Select every line containing the word "page" from the material, and copy those lines.

## Some records

◇ ◇ ◇ ◇ ◇

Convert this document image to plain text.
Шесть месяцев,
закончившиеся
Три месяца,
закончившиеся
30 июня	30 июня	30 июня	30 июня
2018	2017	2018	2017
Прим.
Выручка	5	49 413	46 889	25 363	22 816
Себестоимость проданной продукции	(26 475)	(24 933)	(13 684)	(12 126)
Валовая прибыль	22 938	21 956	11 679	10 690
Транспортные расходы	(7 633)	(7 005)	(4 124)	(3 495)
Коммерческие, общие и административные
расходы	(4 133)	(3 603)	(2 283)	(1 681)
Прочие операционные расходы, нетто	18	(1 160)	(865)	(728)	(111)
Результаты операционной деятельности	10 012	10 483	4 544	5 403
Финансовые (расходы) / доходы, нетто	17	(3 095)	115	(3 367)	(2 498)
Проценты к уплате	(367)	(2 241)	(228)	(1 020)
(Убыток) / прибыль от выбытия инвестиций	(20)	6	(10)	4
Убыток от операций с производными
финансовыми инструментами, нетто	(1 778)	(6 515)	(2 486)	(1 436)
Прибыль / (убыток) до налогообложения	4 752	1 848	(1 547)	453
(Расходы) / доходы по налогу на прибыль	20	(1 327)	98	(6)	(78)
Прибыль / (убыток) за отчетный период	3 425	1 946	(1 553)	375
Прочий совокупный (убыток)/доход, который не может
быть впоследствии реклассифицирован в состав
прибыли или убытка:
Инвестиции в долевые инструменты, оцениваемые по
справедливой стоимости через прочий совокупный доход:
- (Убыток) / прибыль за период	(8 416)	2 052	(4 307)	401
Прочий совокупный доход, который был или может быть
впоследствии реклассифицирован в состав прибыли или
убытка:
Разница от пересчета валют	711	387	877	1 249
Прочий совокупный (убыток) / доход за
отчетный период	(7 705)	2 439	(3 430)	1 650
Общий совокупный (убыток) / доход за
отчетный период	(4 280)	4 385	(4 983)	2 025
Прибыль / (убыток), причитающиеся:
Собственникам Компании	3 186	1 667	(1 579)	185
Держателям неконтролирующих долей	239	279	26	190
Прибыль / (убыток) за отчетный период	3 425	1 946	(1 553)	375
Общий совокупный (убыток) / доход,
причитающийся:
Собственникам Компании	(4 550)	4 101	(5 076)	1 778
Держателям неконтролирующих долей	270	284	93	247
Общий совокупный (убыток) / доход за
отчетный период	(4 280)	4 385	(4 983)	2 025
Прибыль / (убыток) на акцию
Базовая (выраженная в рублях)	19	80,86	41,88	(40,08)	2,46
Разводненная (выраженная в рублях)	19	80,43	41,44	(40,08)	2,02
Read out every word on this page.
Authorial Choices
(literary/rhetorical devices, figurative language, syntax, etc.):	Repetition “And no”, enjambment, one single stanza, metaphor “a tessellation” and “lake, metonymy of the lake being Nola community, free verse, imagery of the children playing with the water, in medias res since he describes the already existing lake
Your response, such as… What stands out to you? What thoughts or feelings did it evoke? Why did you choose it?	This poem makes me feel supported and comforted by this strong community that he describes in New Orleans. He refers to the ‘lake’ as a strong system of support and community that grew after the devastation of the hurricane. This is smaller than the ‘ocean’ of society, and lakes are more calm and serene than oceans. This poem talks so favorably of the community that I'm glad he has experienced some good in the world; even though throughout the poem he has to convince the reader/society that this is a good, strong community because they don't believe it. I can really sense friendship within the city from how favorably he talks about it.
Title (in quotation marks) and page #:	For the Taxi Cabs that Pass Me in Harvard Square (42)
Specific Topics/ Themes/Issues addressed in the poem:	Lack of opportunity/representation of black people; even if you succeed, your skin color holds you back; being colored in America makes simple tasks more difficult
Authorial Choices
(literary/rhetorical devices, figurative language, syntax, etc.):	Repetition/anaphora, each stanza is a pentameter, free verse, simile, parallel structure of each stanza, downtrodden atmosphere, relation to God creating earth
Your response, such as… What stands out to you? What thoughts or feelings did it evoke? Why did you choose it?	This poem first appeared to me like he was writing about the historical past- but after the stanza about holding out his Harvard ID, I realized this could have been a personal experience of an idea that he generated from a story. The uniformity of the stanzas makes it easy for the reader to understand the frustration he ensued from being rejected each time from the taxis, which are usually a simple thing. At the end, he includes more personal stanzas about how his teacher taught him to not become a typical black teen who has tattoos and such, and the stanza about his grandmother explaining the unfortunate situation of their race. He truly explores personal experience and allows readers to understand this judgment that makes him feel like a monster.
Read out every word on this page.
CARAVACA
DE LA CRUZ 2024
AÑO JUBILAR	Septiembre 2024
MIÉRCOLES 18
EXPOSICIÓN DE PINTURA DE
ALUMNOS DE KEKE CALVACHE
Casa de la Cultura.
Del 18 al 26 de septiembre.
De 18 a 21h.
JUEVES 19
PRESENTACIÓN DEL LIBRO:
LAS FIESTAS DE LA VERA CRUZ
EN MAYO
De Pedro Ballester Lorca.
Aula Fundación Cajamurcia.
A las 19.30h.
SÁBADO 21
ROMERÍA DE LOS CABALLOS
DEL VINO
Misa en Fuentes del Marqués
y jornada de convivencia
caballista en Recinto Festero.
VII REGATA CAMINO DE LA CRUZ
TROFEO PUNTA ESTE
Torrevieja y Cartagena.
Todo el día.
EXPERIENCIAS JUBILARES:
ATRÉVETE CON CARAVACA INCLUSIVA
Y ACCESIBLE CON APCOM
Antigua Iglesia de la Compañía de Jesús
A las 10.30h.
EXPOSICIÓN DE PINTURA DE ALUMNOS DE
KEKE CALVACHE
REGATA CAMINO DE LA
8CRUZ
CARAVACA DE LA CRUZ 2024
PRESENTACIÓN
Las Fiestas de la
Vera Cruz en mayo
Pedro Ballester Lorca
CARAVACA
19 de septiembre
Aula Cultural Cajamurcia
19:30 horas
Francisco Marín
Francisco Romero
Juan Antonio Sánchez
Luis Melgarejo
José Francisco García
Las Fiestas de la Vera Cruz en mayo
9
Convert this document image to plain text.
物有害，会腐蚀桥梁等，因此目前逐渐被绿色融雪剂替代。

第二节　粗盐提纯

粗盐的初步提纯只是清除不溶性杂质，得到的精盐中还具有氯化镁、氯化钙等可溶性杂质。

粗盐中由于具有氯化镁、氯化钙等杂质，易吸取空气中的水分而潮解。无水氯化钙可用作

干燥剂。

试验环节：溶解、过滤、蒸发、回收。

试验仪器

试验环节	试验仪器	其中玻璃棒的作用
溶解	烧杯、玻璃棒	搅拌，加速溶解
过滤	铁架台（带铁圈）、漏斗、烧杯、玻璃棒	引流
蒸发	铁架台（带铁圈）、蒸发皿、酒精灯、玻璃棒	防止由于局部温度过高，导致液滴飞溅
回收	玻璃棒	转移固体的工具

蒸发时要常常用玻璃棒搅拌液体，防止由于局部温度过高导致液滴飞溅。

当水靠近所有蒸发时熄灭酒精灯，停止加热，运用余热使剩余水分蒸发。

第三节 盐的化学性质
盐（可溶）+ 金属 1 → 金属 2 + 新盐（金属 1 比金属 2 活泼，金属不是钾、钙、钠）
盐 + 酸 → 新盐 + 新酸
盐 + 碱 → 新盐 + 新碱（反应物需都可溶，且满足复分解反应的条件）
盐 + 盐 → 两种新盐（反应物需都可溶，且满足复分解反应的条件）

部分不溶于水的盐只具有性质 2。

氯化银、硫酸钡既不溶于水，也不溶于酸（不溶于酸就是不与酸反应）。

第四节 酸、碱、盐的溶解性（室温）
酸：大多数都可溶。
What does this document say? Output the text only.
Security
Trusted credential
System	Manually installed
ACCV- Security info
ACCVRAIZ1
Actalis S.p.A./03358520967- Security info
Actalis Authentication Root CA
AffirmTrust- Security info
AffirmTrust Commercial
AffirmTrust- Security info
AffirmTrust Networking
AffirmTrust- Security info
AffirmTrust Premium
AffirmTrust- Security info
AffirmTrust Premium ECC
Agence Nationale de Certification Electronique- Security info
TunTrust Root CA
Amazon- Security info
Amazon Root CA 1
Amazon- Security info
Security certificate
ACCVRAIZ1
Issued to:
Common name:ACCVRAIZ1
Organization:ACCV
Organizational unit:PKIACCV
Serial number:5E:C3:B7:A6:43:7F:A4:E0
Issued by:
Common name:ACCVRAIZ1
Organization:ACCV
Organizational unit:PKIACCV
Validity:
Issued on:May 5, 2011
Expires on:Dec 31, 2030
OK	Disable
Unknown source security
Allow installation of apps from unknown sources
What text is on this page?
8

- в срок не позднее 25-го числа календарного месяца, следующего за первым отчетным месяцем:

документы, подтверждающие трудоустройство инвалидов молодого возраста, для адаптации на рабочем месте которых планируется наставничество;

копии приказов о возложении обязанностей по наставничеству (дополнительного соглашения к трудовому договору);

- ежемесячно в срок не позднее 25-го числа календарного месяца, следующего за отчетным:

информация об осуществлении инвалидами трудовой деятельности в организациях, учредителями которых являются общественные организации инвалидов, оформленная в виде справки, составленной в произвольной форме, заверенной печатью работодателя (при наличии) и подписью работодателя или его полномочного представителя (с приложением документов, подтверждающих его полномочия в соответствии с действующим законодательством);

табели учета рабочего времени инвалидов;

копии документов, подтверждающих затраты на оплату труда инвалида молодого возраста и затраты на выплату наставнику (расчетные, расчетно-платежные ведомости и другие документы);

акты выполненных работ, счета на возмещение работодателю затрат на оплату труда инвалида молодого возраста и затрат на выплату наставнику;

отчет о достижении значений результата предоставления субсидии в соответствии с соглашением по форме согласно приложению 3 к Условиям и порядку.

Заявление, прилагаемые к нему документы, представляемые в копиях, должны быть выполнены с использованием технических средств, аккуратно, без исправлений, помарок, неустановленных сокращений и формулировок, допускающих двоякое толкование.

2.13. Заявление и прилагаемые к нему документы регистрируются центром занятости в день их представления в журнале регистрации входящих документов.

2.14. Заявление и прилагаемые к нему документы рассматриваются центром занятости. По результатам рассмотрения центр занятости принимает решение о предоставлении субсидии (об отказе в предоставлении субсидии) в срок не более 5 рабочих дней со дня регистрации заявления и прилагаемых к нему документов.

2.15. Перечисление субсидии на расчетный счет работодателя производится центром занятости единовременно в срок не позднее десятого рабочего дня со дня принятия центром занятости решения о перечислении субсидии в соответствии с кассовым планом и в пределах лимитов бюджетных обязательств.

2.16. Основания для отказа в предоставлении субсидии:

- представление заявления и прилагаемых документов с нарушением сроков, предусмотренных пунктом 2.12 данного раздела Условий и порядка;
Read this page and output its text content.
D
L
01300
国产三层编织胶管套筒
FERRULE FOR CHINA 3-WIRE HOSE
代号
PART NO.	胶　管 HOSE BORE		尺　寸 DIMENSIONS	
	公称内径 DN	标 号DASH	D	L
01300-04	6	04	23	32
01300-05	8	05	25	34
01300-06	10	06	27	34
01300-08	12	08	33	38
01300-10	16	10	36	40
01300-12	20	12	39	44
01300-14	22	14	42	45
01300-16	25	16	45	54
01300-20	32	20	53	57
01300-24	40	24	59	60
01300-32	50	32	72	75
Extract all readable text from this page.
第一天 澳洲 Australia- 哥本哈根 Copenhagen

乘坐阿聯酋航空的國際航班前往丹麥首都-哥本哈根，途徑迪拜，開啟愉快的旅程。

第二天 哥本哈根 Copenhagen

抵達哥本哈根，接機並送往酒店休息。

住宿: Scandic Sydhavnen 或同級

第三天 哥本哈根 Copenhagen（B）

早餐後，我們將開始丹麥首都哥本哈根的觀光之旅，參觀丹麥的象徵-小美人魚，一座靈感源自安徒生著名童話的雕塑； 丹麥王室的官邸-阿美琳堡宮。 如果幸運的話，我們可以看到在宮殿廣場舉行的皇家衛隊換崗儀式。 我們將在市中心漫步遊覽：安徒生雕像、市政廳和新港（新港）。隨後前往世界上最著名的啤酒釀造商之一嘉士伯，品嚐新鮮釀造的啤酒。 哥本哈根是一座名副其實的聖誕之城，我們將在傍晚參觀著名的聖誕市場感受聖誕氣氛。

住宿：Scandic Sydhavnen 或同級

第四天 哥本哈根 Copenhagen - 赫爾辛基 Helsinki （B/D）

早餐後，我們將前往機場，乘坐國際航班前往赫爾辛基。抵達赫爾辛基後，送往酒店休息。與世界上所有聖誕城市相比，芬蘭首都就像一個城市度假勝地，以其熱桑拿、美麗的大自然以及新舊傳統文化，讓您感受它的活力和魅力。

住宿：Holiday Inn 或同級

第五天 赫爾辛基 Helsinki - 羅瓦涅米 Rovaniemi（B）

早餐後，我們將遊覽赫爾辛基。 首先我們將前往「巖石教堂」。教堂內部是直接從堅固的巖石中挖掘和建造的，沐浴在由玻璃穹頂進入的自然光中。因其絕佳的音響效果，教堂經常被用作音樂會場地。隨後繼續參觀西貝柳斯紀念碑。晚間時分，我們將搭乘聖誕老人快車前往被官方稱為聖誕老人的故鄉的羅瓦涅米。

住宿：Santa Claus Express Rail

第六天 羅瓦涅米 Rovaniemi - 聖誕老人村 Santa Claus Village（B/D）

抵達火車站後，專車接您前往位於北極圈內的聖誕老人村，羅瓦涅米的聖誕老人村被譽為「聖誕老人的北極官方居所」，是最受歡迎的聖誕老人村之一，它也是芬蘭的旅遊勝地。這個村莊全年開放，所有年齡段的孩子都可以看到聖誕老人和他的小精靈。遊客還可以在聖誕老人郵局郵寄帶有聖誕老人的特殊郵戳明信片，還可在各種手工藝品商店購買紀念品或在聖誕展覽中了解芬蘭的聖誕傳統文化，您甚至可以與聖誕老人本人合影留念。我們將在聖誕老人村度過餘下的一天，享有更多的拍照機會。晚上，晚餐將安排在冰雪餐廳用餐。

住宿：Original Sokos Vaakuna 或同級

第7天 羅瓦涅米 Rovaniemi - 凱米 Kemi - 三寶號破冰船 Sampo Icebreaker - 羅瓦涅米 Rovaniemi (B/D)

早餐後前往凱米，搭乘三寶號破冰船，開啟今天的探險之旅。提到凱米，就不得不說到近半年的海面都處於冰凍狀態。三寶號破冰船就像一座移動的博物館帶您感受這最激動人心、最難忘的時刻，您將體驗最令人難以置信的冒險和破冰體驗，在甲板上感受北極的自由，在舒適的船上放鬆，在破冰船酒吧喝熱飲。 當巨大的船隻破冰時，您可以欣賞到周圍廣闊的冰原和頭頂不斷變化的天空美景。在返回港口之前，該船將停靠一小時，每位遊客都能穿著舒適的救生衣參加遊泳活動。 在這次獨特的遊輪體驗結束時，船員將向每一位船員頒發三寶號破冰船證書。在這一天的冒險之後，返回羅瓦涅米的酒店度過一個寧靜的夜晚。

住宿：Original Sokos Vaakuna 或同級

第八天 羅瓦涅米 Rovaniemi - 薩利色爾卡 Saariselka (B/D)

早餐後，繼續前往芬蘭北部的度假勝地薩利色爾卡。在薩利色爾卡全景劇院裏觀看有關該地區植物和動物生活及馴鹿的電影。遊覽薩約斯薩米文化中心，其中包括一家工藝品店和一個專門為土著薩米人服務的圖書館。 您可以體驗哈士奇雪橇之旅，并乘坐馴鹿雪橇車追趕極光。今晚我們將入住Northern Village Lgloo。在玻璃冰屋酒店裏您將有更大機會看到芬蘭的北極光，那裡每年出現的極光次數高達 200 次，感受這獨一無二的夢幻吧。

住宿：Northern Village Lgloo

◇ ◇ ◇ ◇ ◇

## Result of this task
Read out every word on this page.
Title (in quotation marks) and page #:	For the Taxi Cabs that Pass Me in Harvard Square (42)
Read out every word on this page.
What text is on this page?
Read this page and output its text content.
Extract all readable text from this page.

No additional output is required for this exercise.